Extracted records:
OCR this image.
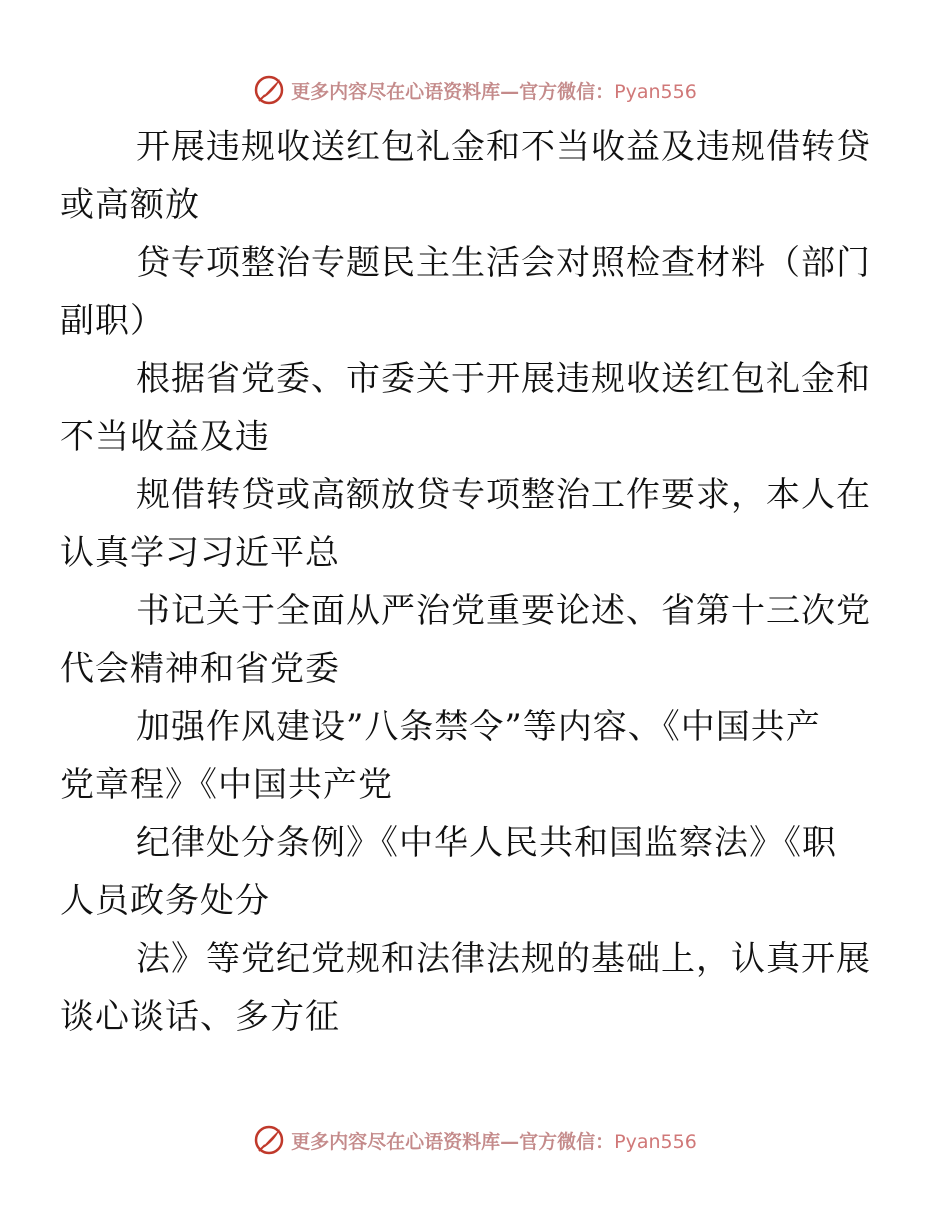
更多内容尽在心语资料库—官方微信：Pyan556

开展违规收送红包礼金和不当收益及违规借转贷
或高额放

贷专项整治专题民主生活会对照检查材料（部门
副职）

根据省党委、市委关于开展违规收送红包礼金和
不当收益及违

规借转贷或高额放贷专项整治工作要求，本人在
认真学习习近平总

书记关于全面从严治党重要论述、省第十三次党
代会精神和省党委

加强作风建设”八条禁令”等内容、《中国共产
党章程》《中国共产党

纪律处分条例》《中华人民共和国监察法》《职
人员政务处分

法》等党纪党规和法律法规的基础上，认真开展
谈心谈话、多方征

更多内容尽在心语资料库—官方微信：Pyan556
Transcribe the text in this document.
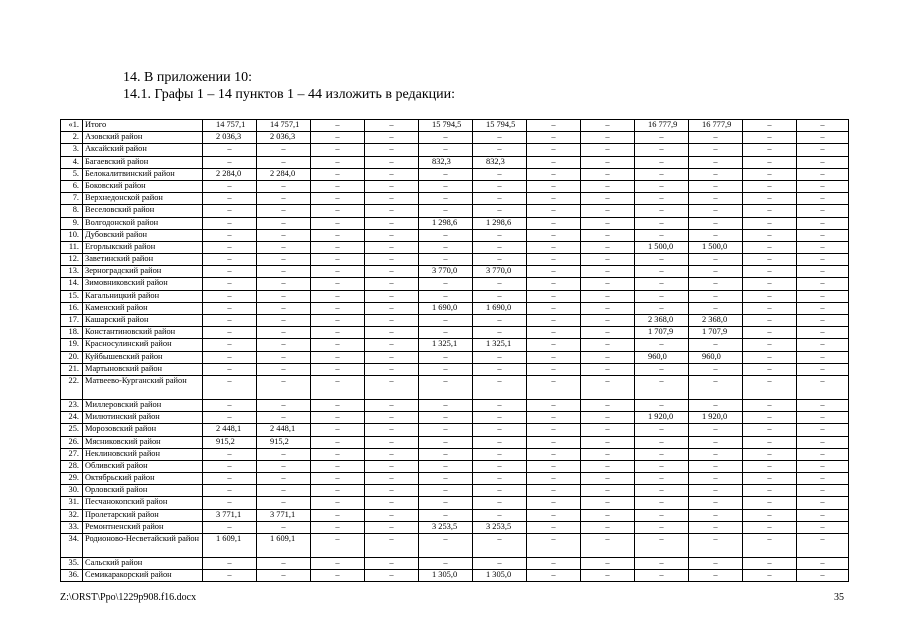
14. В приложении 10:
14.1. Графы 1 – 14 пунктов 1 – 44 изложить в редакции:
«1.	Итого	14 757,1	14 757,1	–	–	15 794,5	15 794,5	–	–	16 777,9	16 777,9	–	–
2.	Азовский район	2 036,3	2 036,3	–	–	–	–	–	–	–	–	–	–
3.	Аксайский район	–	–	–	–	–	–	–	–	–	–	–	–
4.	Багаевский район	–	–	–	–	832,3	832,3	–	–	–	–	–	–
5.	Белокалитвинский район	2 284,0	2 284,0	–	–	–	–	–	–	–	–	–	–
6.	Боковский район	–	–	–	–	–	–	–	–	–	–	–	–
7.	Верхнедонской район	–	–	–	–	–	–	–	–	–	–	–	–
8.	Веселовский район	–	–	–	–	–	–	–	–	–	–	–	–
9.	Волгодонской район	–	–	–	–	1 298,6	1 298,6	–	–	–	–	–	–
10.	Дубовский район	–	–	–	–	–	–	–	–	–	–	–	–
11.	Егорлыкский район	–	–	–	–	–	–	–	–	1 500,0	1 500,0	–	–
12.	Заветинский район	–	–	–	–	–	–	–	–	–	–	–	–
13.	Зерноградский район	–	–	–	–	3 770,0	3 770,0	–	–	–	–	–	–
14.	Зимовниковский район	–	–	–	–	–	–	–	–	–	–	–	–
15.	Кагальницкий район	–	–	–	–	–	–	–	–	–	–	–	–
16.	Каменский район	–	–	–	–	1 690,0	1 690,0	–	–	–	–	–	–
17.	Кашарский район	–	–	–	–	–	–	–	–	2 368,0	2 368,0	–	–
18.	Константиновский район	–	–	–	–	–	–	–	–	1 707,9	1 707,9	–	–
19.	Красносулинский район	–	–	–	–	1 325,1	1 325,1	–	–	–	–	–	–
20.	Куйбышевский район	–	–	–	–	–	–	–	–	960,0	960,0	–	–
21.	Мартыновский район	–	–	–	–	–	–	–	–	–	–	–	–
22.	Матвеево-Курганский район	–	–	–	–	–	–	–	–	–	–	–	–
23.	Миллеровский район	–	–	–	–	–	–	–	–	–	–	–	–
24.	Милютинский район	–	–	–	–	–	–	–	–	1 920,0	1 920,0	–	–
25.	Морозовский район	2 448,1	2 448,1	–	–	–	–	–	–	–	–	–	–
26.	Мясниковский район	915,2	915,2	–	–	–	–	–	–	–	–	–	–
27.	Неклиновский район	–	–	–	–	–	–	–	–	–	–	–	–
28.	Обливский район	–	–	–	–	–	–	–	–	–	–	–	–
29.	Октябрьский район	–	–	–	–	–	–	–	–	–	–	–	–
30.	Орловский район	–	–	–	–	–	–	–	–	–	–	–	–
31.	Песчанокопский район	–	–	–	–	–	–	–	–	–	–	–	–
32.	Пролетарский район	3 771,1	3 771,1	–	–	–	–	–	–	–	–	–	–
33.	Ремонтненский район	–	–	–	–	3 253,5	3 253,5	–	–	–	–	–	–
34.	Родионово-Несветайский район	1 609,1	1 609,1	–	–	–	–	–	–	–	–	–	–
35.	Сальский район	–	–	–	–	–	–	–	–	–	–	–	–
36.	Семикаракорский район	–	–	–	–	1 305,0	1 305,0	–	–	–	–	–	–
Z:\ORST\Ppo\1229p908.f16.docx	35
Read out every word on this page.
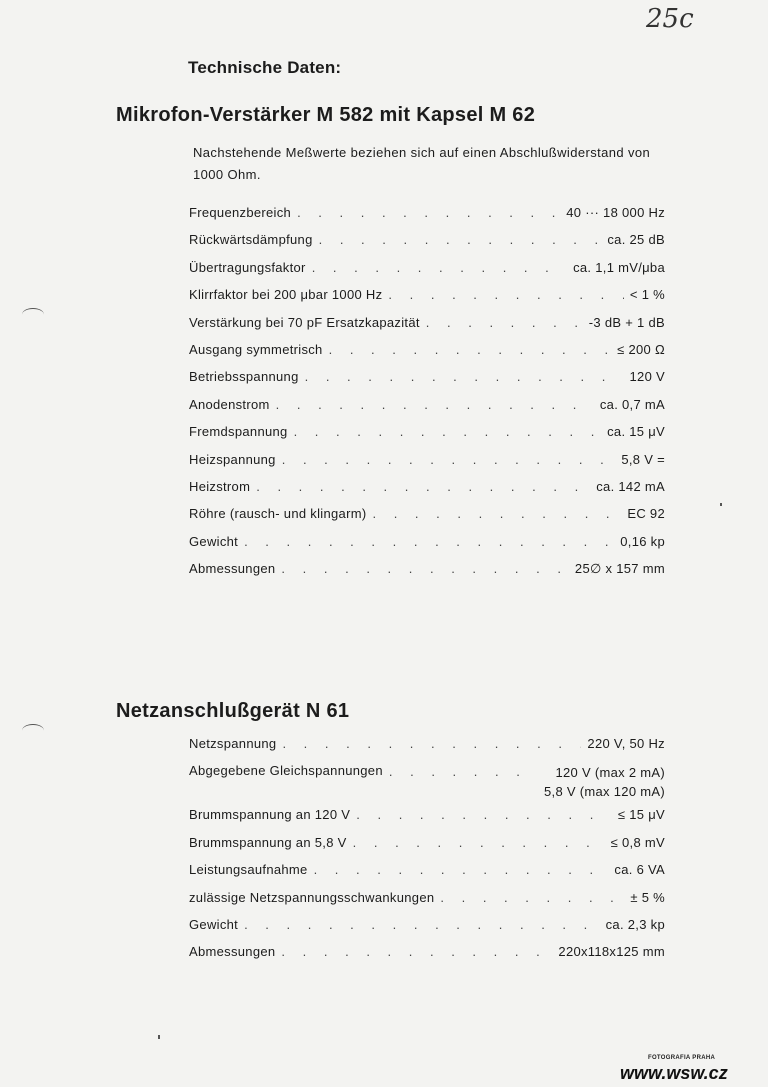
25c
Technische Daten:
Mikrofon-Verstärker M 582 mit Kapsel M 62
Nachstehende Meßwerte beziehen sich auf einen Abschlußwiderstand von 1000 Ohm.
Frequenzbereich . . .	40 ··· 18 000 Hz
Rückwärtsdämpfung . . .	ca. 25 dB
Übertragungsfaktor . . .	ca. 1,1 mV/μba
Klirrfaktor bei 200 μbar 1000 Hz . . .	< 1 %
Verstärkung bei 70 pF Ersatzkapazität . . .	-3 dB + 1 dB
Ausgang symmetrisch . . .	≤ 200 Ω
Betriebsspannung . . .	120 V
Anodenstrom . . .	ca. 0,7 mA
Fremdspannung . . .	ca. 15 μV
Heizspannung . . .	5,8 V =
Heizstrom . . .	ca. 142 mA
Röhre (rausch- und klingarm) . . .	EC 92
Gewicht . . .	0,16 kp
Abmessungen . . .	25∅ x 157 mm
Netzanschlußgerät N 61
Netzspannung . . .	220 V, 50 Hz
Abgegebene Gleichspannungen . . .	120 V (max 2 mA)
5,8 V (max 120 mA)
Brummspannung an 120 V . . .	≤ 15 μV
Brummspannung an 5,8 V . . .	≤ 0,8 mV
Leistungsaufnahme . . .	ca. 6 VA
zulässige Netzspannungsschwankungen . . .	± 5 %
Gewicht . . .	ca. 2,3 kp
Abmessungen . . .	220x118x125 mm
FOTOGRAFIA PRAHA
www.wsw.cz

- [WRITTEN INSTRUCTION]: Return all lines containing "Brummspannung".

- [SOLUTION TO THIS TASK]:
Brummspannung an 120 V . . .	≤ 15 μV
Brummspannung an 5,8 V . . .	≤ 0,8 mV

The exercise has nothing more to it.